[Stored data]

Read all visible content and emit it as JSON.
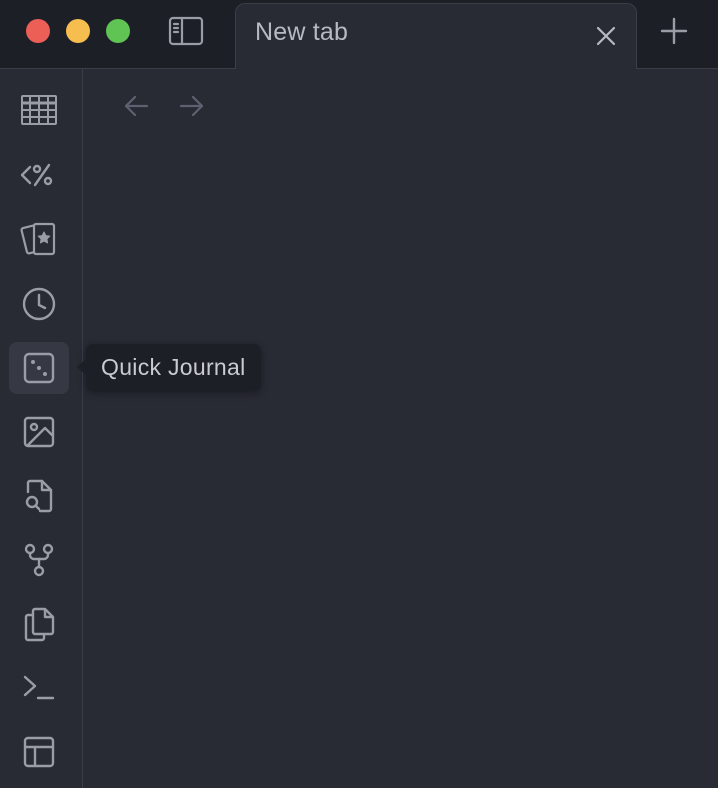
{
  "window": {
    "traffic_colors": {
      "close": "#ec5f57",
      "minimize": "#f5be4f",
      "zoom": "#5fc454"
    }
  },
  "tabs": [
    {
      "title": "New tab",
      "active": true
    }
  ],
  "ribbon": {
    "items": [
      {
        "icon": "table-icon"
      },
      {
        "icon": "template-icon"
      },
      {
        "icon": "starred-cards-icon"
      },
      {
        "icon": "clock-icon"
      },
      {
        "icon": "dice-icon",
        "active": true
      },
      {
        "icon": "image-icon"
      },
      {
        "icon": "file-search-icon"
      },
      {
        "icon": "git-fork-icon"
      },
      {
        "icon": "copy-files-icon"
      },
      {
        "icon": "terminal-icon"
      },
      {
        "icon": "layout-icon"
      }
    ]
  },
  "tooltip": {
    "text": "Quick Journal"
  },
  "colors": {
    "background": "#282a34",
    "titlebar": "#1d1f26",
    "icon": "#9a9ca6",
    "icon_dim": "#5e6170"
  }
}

* SET TASK *
Produce an exact copy of each line of data, skipping embedded images.

* ANSWER TO THIS EXERCISE *
Read all visible content and emit it as JSON.
{
  "window": {
    "traffic_colors": {
      "close": "#ec5f57",
      "minimize": "#f5be4f",
      "zoom": "#5fc454"
    }
  },
  "tabs": [
    {
      "title": "New tab",
      "active": true
    }
  ],
  "ribbon": {
    "items": [
      {
        "icon": "table-icon"
      },
      {
        "icon": "template-icon"
      },
      {
        "icon": "starred-cards-icon"
      },
      {
        "icon": "clock-icon"
      },
      {
        "icon": "dice-icon",
        "active": true
      },
      {
        "icon": "image-icon"
      },
      {
        "icon": "file-search-icon"
      },
      {
        "icon": "git-fork-icon"
      },
      {
        "icon": "copy-files-icon"
      },
      {
        "icon": "terminal-icon"
      },
      {
        "icon": "layout-icon"
      }
    ]
  },
  "tooltip": {
    "text": "Quick Journal"
  },
  "colors": {
    "background": "#282a34",
    "titlebar": "#1d1f26",
    "icon": "#9a9ca6",
    "icon_dim": "#5e6170"
  }
}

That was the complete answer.